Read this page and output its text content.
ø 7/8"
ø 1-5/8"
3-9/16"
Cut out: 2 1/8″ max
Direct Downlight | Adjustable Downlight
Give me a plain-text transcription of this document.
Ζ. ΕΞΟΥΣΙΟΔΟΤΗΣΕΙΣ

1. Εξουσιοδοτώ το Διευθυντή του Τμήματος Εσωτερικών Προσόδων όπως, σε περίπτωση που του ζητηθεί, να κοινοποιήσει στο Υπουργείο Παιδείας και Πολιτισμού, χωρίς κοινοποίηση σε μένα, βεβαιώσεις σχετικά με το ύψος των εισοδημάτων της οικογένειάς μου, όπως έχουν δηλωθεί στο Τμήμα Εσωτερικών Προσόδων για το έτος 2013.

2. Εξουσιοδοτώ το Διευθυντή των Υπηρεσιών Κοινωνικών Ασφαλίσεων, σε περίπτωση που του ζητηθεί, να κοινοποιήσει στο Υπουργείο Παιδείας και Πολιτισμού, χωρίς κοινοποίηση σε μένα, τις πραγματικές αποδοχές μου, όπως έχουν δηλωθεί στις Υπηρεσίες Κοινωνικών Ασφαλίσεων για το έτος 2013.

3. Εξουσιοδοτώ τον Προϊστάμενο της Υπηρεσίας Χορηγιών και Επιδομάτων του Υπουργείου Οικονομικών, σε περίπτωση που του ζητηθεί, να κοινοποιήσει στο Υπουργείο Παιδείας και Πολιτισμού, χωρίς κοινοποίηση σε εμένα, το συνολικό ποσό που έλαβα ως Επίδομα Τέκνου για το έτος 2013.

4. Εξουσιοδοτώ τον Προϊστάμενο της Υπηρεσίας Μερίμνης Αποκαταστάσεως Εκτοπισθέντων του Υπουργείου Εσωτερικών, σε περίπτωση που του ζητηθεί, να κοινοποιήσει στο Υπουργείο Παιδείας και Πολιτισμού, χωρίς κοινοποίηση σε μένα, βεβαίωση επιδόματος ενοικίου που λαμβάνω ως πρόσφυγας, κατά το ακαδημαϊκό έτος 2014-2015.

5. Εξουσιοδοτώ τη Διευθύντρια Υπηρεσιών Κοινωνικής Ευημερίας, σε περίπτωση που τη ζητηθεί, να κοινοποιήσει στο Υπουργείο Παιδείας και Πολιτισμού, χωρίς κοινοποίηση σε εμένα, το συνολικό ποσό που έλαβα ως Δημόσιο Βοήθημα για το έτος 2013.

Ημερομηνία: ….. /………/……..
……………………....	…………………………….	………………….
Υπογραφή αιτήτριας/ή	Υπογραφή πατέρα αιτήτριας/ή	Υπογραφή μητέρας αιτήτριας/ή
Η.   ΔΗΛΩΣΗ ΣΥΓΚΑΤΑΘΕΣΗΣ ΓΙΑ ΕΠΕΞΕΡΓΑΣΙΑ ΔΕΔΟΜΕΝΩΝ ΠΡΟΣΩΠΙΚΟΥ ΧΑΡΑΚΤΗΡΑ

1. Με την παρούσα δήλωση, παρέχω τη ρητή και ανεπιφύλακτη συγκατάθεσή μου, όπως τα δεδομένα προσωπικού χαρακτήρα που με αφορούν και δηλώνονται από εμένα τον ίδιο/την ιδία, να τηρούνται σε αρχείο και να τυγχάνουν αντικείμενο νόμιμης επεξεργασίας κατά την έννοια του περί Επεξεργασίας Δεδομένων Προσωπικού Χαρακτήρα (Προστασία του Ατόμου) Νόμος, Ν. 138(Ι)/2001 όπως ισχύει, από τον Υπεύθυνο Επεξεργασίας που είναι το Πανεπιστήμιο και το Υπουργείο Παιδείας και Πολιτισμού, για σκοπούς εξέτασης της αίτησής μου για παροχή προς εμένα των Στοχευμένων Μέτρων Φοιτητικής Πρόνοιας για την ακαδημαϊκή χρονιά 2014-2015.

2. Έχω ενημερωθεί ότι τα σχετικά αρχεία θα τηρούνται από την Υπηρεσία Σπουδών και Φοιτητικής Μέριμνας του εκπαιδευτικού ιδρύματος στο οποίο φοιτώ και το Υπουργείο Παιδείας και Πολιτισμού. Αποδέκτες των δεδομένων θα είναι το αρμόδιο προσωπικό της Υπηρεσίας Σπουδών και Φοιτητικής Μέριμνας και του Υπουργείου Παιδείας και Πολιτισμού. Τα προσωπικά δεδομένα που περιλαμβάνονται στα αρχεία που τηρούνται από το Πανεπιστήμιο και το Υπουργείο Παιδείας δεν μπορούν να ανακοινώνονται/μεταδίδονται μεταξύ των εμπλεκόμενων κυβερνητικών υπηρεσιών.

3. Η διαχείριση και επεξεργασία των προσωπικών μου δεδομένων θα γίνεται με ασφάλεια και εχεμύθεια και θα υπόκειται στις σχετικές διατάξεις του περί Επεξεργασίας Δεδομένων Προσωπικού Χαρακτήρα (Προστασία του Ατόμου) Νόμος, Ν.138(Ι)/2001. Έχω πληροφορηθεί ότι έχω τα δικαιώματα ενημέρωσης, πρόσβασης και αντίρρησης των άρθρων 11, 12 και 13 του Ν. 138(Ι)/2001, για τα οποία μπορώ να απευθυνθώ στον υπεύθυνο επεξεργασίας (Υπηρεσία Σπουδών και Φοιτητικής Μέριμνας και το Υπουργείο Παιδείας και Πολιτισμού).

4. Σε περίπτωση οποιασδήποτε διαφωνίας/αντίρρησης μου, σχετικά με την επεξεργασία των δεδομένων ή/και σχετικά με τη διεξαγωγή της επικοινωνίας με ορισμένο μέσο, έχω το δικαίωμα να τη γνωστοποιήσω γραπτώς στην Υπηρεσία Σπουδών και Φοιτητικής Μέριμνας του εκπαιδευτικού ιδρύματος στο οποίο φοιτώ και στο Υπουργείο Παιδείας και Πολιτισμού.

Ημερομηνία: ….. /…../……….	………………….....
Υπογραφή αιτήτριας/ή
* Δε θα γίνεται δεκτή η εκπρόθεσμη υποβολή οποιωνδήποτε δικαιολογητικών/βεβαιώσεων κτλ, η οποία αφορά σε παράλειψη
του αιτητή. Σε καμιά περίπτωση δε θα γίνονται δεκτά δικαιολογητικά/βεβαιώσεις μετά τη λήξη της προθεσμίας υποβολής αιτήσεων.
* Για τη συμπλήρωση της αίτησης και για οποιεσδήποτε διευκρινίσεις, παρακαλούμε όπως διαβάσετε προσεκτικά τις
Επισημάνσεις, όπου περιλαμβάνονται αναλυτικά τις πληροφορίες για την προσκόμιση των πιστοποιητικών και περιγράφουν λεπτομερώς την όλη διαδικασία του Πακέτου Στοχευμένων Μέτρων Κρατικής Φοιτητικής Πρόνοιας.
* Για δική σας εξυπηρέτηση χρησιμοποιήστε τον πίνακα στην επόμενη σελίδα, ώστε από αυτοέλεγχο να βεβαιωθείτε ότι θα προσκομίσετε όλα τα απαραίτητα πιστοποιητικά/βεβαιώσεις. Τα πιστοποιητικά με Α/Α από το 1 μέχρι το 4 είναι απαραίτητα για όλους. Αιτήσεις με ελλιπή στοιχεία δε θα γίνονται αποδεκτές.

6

******************************

**AIM OF THE TASK**. Extract each line from the listing above, please, and repeat it exactly.

**FINISHED TASK**.
Read this page and output its text content.
ø 7/8"
ø 1-5/8"
3-9/16"
Cut out: 2 1/8″ max
Direct Downlight | Adjustable Downlight
Give me a plain-text transcription of this document.
Ζ. ΕΞΟΥΣΙΟΔΟΤΗΣΕΙΣ

1. Εξουσιοδοτώ το Διευθυντή του Τμήματος Εσωτερικών Προσόδων όπως, σε περίπτωση που του ζητηθεί, να κοινοποιήσει στο Υπουργείο Παιδείας και Πολιτισμού, χωρίς κοινοποίηση σε μένα, βεβαιώσεις σχετικά με το ύψος των εισοδημάτων της οικογένειάς μου, όπως έχουν δηλωθεί στο Τμήμα Εσωτερικών Προσόδων για το έτος 2013.

2. Εξουσιοδοτώ το Διευθυντή των Υπηρεσιών Κοινωνικών Ασφαλίσεων, σε περίπτωση που του ζητηθεί, να κοινοποιήσει στο Υπουργείο Παιδείας και Πολιτισμού, χωρίς κοινοποίηση σε μένα, τις πραγματικές αποδοχές μου, όπως έχουν δηλωθεί στις Υπηρεσίες Κοινωνικών Ασφαλίσεων για το έτος 2013.

3. Εξουσιοδοτώ τον Προϊστάμενο της Υπηρεσίας Χορηγιών και Επιδομάτων του Υπουργείου Οικονομικών, σε περίπτωση που του ζητηθεί, να κοινοποιήσει στο Υπουργείο Παιδείας και Πολιτισμού, χωρίς κοινοποίηση σε εμένα, το συνολικό ποσό που έλαβα ως Επίδομα Τέκνου για το έτος 2013.

4. Εξουσιοδοτώ τον Προϊστάμενο της Υπηρεσίας Μερίμνης Αποκαταστάσεως Εκτοπισθέντων του Υπουργείου Εσωτερικών, σε περίπτωση που του ζητηθεί, να κοινοποιήσει στο Υπουργείο Παιδείας και Πολιτισμού, χωρίς κοινοποίηση σε μένα, βεβαίωση επιδόματος ενοικίου που λαμβάνω ως πρόσφυγας, κατά το ακαδημαϊκό έτος 2014-2015.

5. Εξουσιοδοτώ τη Διευθύντρια Υπηρεσιών Κοινωνικής Ευημερίας, σε περίπτωση που τη ζητηθεί, να κοινοποιήσει στο Υπουργείο Παιδείας και Πολιτισμού, χωρίς κοινοποίηση σε εμένα, το συνολικό ποσό που έλαβα ως Δημόσιο Βοήθημα για το έτος 2013.

Ημερομηνία: ….. /………/……..
……………………....	…………………………….	………………….
Υπογραφή αιτήτριας/ή	Υπογραφή πατέρα αιτήτριας/ή	Υπογραφή μητέρας αιτήτριας/ή
Η.   ΔΗΛΩΣΗ ΣΥΓΚΑΤΑΘΕΣΗΣ ΓΙΑ ΕΠΕΞΕΡΓΑΣΙΑ ΔΕΔΟΜΕΝΩΝ ΠΡΟΣΩΠΙΚΟΥ ΧΑΡΑΚΤΗΡΑ

1. Με την παρούσα δήλωση, παρέχω τη ρητή και ανεπιφύλακτη συγκατάθεσή μου, όπως τα δεδομένα προσωπικού χαρακτήρα που με αφορούν και δηλώνονται από εμένα τον ίδιο/την ιδία, να τηρούνται σε αρχείο και να τυγχάνουν αντικείμενο νόμιμης επεξεργασίας κατά την έννοια του περί Επεξεργασίας Δεδομένων Προσωπικού Χαρακτήρα (Προστασία του Ατόμου) Νόμος, Ν. 138(Ι)/2001 όπως ισχύει, από τον Υπεύθυνο Επεξεργασίας που είναι το Πανεπιστήμιο και το Υπουργείο Παιδείας και Πολιτισμού, για σκοπούς εξέτασης της αίτησής μου για παροχή προς εμένα των Στοχευμένων Μέτρων Φοιτητικής Πρόνοιας για την ακαδημαϊκή χρονιά 2014-2015.

2. Έχω ενημερωθεί ότι τα σχετικά αρχεία θα τηρούνται από την Υπηρεσία Σπουδών και Φοιτητικής Μέριμνας του εκπαιδευτικού ιδρύματος στο οποίο φοιτώ και το Υπουργείο Παιδείας και Πολιτισμού. Αποδέκτες των δεδομένων θα είναι το αρμόδιο προσωπικό της Υπηρεσίας Σπουδών και Φοιτητικής Μέριμνας και του Υπουργείου Παιδείας και Πολιτισμού. Τα προσωπικά δεδομένα που περιλαμβάνονται στα αρχεία που τηρούνται από το Πανεπιστήμιο και το Υπουργείο Παιδείας δεν μπορούν να ανακοινώνονται/μεταδίδονται μεταξύ των εμπλεκόμενων κυβερνητικών υπηρεσιών.

3. Η διαχείριση και επεξεργασία των προσωπικών μου δεδομένων θα γίνεται με ασφάλεια και εχεμύθεια και θα υπόκειται στις σχετικές διατάξεις του περί Επεξεργασίας Δεδομένων Προσωπικού Χαρακτήρα (Προστασία του Ατόμου) Νόμος, Ν.138(Ι)/2001. Έχω πληροφορηθεί ότι έχω τα δικαιώματα ενημέρωσης, πρόσβασης και αντίρρησης των άρθρων 11, 12 και 13 του Ν. 138(Ι)/2001, για τα οποία μπορώ να απευθυνθώ στον υπεύθυνο επεξεργασίας (Υπηρεσία Σπουδών και Φοιτητικής Μέριμνας και το Υπουργείο Παιδείας και Πολιτισμού).

4. Σε περίπτωση οποιασδήποτε διαφωνίας/αντίρρησης μου, σχετικά με την επεξεργασία των δεδομένων ή/και σχετικά με τη διεξαγωγή της επικοινωνίας με ορισμένο μέσο, έχω το δικαίωμα να τη γνωστοποιήσω γραπτώς στην Υπηρεσία Σπουδών και Φοιτητικής Μέριμνας του εκπαιδευτικού ιδρύματος στο οποίο φοιτώ και στο Υπουργείο Παιδείας και Πολιτισμού.

Ημερομηνία: ….. /…../……….	………………….....
Υπογραφή αιτήτριας/ή
* Δε θα γίνεται δεκτή η εκπρόθεσμη υποβολή οποιωνδήποτε δικαιολογητικών/βεβαιώσεων κτλ, η οποία αφορά σε παράλειψη
του αιτητή. Σε καμιά περίπτωση δε θα γίνονται δεκτά δικαιολογητικά/βεβαιώσεις μετά τη λήξη της προθεσμίας υποβολής αιτήσεων.
* Για τη συμπλήρωση της αίτησης και για οποιεσδήποτε διευκρινίσεις, παρακαλούμε όπως διαβάσετε προσεκτικά τις
Επισημάνσεις, όπου περιλαμβάνονται αναλυτικά τις πληροφορίες για την προσκόμιση των πιστοποιητικών και περιγράφουν λεπτομερώς την όλη διαδικασία του Πακέτου Στοχευμένων Μέτρων Κρατικής Φοιτητικής Πρόνοιας.
* Για δική σας εξυπηρέτηση χρησιμοποιήστε τον πίνακα στην επόμενη σελίδα, ώστε από αυτοέλεγχο να βεβαιωθείτε ότι θα προσκομίσετε όλα τα απαραίτητα πιστοποιητικά/βεβαιώσεις. Τα πιστοποιητικά με Α/Α από το 1 μέχρι το 4 είναι απαραίτητα για όλους. Αιτήσεις με ελλιπή στοιχεία δε θα γίνονται αποδεκτές.

6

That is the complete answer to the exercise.